> **Brief**: Please set out every line of the records below as a JSON list of strings, one string per line, with blank lines left out.

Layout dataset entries
::::::::::

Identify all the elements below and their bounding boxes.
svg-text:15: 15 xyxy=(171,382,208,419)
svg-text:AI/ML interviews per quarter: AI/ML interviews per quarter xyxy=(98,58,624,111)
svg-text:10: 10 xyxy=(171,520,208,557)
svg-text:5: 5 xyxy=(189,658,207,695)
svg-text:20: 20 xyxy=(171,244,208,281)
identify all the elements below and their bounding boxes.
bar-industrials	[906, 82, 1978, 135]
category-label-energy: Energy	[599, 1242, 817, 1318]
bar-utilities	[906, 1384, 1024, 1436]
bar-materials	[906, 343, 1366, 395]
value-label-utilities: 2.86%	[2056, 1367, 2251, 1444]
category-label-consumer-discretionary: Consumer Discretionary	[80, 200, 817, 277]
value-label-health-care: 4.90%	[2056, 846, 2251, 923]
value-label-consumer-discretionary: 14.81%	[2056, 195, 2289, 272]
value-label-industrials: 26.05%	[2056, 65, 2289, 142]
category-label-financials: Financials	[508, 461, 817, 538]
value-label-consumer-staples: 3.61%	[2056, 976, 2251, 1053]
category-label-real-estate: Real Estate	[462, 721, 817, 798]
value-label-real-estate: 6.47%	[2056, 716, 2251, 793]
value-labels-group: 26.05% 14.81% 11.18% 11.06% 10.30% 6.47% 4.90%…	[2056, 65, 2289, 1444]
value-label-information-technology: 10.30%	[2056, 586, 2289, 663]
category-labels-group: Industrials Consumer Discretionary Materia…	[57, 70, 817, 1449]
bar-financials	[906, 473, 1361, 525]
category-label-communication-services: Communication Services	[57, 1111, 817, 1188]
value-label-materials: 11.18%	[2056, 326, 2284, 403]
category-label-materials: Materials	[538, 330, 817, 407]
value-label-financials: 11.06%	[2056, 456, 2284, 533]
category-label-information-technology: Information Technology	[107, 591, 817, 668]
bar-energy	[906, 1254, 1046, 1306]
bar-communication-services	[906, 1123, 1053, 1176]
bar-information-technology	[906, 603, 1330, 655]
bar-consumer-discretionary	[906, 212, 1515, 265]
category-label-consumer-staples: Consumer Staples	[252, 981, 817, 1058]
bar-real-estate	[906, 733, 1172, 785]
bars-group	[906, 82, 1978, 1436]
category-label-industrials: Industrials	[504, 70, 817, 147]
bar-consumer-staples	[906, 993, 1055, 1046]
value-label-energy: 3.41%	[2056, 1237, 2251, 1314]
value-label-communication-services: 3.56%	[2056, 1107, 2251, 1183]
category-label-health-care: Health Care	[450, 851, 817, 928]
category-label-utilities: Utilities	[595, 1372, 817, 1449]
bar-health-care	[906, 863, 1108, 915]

::::::::::

> **Completed exercise**:
[
  "Identify all the elements below and their bounding boxes.",
  "svg-text:15: 15 xyxy=(171,382,208,419)",
  "svg-text:AI/ML interviews per quarter: AI/ML interviews per quarter xyxy=(98,58,624,111)",
  "svg-text:10: 10 xyxy=(171,520,208,557)",
  "svg-text:5: 5 xyxy=(189,658,207,695)",
  "svg-text:20: 20 xyxy=(171,244,208,281)",
  "identify all the elements below and their bounding boxes.",
  "bar-industrials\t[906, 82, 1978, 135]",
  "category-label-energy: Energy\t[599, 1242, 817, 1318]",
  "bar-utilities\t[906, 1384, 1024, 1436]",
  "bar-materials\t[906, 343, 1366, 395]",
  "value-label-utilities: 2.86%\t[2056, 1367, 2251, 1444]",
  "category-label-consumer-discretionary: Consumer Discretionary\t[80, 200, 817, 277]",
  "value-label-health-care: 4.90%\t[2056, 846, 2251, 923]",
  "value-label-consumer-discretionary: 14.81%\t[2056, 195, 2289, 272]",
  "value-label-industrials: 26.05%\t[2056, 65, 2289, 142]",
  "category-label-financials: Financials\t[508, 461, 817, 538]",
  "value-label-consumer-staples: 3.61%\t[2056, 976, 2251, 1053]",
  "category-label-real-estate: Real Estate\t[462, 721, 817, 798]",
  "value-label-real-estate: 6.47%\t[2056, 716, 2251, 793]",
  "value-labels-group: 26.05% 14.81% 11.18% 11.06% 10.30% 6.47% 4.90%…\t[2056, 65, 2289, 1444]",
  "value-label-information-technology: 10.30%\t[2056, 586, 2289, 663]",
  "category-labels-group: Industrials Consumer Discretionary Materia…\t[57, 70, 817, 1449]",
  "bar-financials\t[906, 473, 1361, 525]",
  "category-label-communication-services: Communication Services\t[57, 1111, 817, 1188]",
  "value-label-materials: 11.18%\t[2056, 326, 2284, 403]",
  "category-label-materials: Materials\t[538, 330, 817, 407]",
  "value-label-financials: 11.06%\t[2056, 456, 2284, 533]",
  "category-label-information-technology: Information Technology\t[107, 591, 817, 668]",
  "bar-energy\t[906, 1254, 1046, 1306]",
  "bar-communication-services\t[906, 1123, 1053, 1176]",
  "bar-information-technology\t[906, 603, 1330, 655]",
  "bar-consumer-discretionary\t[906, 212, 1515, 265]",
  "category-label-consumer-staples: Consumer Staples\t[252, 981, 817, 1058]",
  "bar-real-estate\t[906, 733, 1172, 785]",
  "bars-group\t[906, 82, 1978, 1436]",
  "category-label-industrials: Industrials\t[504, 70, 817, 147]",
  "bar-consumer-staples\t[906, 993, 1055, 1046]",
  "value-label-energy: 3.41%\t[2056, 1237, 2251, 1314]",
  "value-label-communication-services: 3.56%\t[2056, 1107, 2251, 1183]",
  "category-label-health-care: Health Care\t[450, 851, 817, 928]",
  "category-label-utilities: Utilities\t[595, 1372, 817, 1449]",
  "bar-health-care\t[906, 863, 1108, 915]"
]